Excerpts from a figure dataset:
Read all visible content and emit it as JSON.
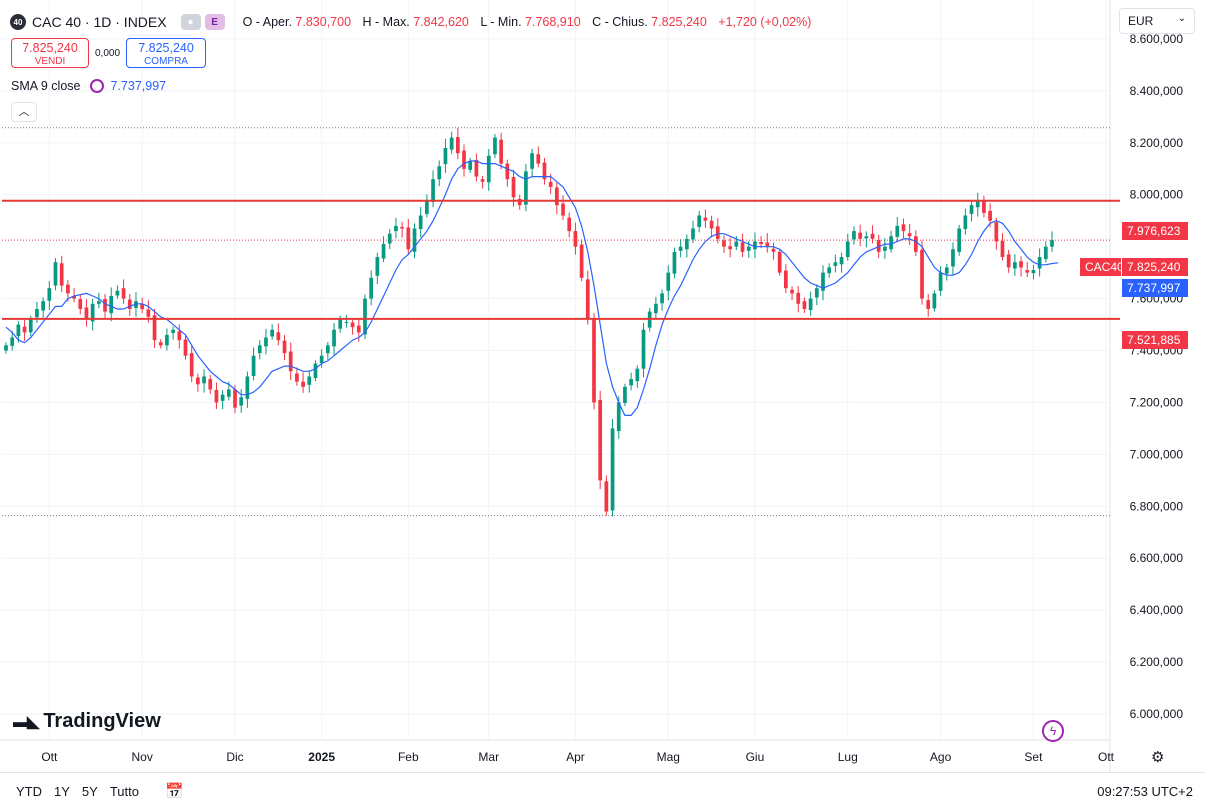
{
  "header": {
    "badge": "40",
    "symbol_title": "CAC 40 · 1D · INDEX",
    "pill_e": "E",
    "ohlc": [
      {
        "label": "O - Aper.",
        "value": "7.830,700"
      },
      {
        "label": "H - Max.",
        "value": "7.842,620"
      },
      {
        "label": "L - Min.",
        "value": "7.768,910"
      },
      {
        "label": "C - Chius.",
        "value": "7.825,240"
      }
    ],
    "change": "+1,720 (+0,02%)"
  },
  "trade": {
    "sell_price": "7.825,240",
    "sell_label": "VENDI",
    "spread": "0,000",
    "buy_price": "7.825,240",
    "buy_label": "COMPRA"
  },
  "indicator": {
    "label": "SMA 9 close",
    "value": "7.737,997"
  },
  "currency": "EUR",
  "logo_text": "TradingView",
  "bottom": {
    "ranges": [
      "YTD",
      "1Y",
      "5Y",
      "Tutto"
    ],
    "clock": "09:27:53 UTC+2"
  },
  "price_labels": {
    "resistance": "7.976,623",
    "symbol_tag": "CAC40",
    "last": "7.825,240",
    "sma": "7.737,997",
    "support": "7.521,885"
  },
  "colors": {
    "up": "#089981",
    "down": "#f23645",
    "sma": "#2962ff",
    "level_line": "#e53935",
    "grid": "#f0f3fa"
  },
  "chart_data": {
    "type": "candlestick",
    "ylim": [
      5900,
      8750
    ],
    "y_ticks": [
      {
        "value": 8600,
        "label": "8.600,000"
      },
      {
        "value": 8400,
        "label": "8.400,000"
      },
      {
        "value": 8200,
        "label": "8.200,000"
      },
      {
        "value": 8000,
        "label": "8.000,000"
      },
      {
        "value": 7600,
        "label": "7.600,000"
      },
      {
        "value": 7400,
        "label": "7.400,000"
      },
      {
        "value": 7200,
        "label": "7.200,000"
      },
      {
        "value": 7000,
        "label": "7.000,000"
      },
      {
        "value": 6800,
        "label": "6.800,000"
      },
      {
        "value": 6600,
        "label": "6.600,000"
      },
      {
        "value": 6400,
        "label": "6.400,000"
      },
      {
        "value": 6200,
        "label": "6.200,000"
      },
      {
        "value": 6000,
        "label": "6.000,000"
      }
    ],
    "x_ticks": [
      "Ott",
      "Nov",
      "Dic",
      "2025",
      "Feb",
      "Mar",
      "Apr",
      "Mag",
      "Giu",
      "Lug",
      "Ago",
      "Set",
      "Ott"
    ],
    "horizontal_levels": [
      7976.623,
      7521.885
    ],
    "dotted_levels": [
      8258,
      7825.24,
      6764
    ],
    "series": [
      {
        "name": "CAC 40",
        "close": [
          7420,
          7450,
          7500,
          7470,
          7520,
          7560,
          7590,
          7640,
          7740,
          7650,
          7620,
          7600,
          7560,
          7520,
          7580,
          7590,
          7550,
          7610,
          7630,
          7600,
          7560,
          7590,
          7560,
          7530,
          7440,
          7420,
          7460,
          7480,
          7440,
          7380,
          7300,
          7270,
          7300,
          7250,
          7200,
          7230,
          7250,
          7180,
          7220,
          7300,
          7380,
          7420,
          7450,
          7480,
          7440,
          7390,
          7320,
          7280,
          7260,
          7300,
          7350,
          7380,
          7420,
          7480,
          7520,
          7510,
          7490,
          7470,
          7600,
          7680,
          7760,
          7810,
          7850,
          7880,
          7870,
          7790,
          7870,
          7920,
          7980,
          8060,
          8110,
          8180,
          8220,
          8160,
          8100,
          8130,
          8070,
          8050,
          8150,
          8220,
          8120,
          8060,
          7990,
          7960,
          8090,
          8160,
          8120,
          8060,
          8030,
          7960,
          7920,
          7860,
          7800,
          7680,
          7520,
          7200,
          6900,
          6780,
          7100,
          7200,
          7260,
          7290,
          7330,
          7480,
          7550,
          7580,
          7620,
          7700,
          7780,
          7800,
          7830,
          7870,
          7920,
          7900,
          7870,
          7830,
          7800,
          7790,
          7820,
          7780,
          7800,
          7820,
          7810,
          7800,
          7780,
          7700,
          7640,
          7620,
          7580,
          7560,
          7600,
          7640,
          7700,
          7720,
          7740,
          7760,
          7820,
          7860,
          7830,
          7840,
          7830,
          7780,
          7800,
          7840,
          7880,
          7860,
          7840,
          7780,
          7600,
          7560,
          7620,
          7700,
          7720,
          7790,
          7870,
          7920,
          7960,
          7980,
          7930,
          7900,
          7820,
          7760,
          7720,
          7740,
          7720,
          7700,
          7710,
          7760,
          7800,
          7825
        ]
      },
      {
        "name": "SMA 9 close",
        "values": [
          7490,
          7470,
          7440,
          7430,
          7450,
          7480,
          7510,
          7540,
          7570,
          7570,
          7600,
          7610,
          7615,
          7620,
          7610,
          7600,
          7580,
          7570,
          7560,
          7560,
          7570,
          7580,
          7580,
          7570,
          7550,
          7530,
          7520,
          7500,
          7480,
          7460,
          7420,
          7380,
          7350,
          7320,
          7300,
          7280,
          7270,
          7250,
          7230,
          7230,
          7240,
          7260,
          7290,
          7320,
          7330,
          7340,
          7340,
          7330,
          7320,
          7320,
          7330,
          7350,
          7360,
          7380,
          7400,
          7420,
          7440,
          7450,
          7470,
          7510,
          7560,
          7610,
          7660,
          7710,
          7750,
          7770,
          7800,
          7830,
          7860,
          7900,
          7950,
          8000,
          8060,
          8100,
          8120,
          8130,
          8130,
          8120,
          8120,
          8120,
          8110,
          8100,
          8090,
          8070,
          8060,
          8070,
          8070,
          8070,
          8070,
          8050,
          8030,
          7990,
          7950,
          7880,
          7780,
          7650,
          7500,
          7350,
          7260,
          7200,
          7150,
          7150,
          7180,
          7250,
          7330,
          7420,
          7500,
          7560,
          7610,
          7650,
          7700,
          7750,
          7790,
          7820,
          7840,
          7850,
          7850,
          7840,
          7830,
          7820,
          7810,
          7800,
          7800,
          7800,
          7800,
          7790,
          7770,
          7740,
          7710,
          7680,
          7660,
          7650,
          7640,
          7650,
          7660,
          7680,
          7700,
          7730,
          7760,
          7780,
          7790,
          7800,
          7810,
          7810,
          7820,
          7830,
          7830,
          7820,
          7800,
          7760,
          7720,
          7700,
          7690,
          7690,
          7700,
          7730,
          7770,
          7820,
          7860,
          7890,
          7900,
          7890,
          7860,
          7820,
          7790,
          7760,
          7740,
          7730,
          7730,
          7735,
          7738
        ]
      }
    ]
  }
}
==
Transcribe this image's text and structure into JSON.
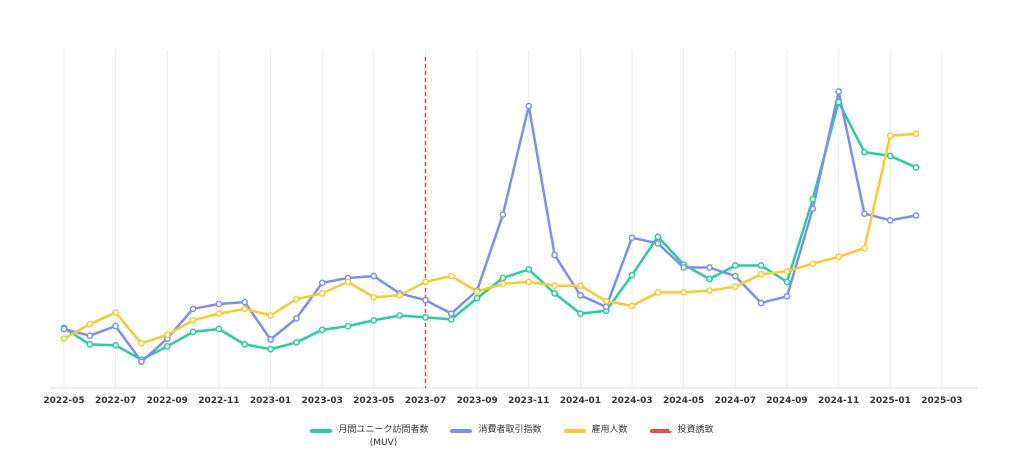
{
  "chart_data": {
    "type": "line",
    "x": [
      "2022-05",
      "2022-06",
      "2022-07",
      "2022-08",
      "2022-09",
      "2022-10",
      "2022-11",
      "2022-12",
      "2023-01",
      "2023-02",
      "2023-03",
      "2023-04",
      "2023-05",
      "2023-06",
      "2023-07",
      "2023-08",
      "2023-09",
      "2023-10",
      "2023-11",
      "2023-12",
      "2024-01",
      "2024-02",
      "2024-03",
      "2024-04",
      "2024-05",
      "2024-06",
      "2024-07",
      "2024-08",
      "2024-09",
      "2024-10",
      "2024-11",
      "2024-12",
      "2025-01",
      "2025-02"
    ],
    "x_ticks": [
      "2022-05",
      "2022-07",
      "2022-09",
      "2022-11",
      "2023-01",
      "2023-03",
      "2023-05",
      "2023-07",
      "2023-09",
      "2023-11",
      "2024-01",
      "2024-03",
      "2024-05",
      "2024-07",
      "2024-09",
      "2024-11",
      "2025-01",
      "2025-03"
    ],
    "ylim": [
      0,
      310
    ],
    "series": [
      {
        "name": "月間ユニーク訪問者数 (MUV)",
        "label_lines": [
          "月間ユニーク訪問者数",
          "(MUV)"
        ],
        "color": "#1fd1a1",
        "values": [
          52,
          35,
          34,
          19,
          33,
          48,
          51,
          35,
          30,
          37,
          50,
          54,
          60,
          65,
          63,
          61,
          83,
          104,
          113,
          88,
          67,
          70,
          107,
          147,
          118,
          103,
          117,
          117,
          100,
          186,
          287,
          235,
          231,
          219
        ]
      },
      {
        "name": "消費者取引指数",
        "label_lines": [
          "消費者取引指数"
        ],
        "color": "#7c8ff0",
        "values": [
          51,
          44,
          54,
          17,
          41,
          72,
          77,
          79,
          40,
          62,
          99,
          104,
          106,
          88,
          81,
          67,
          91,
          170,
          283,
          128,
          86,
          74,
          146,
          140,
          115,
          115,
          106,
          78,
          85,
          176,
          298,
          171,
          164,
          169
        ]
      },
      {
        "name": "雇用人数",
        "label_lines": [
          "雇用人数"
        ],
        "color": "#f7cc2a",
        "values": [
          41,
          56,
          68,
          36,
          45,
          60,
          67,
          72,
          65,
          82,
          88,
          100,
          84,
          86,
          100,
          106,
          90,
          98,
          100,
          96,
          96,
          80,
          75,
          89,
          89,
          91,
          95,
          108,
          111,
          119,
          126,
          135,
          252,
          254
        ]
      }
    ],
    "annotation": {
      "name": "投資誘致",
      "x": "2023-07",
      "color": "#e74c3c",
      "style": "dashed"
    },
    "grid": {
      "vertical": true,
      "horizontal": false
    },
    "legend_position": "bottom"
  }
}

## Task prompt:
Determine how many lines include the string "name". Give no answer but the number.

## Reply to the exercise:
6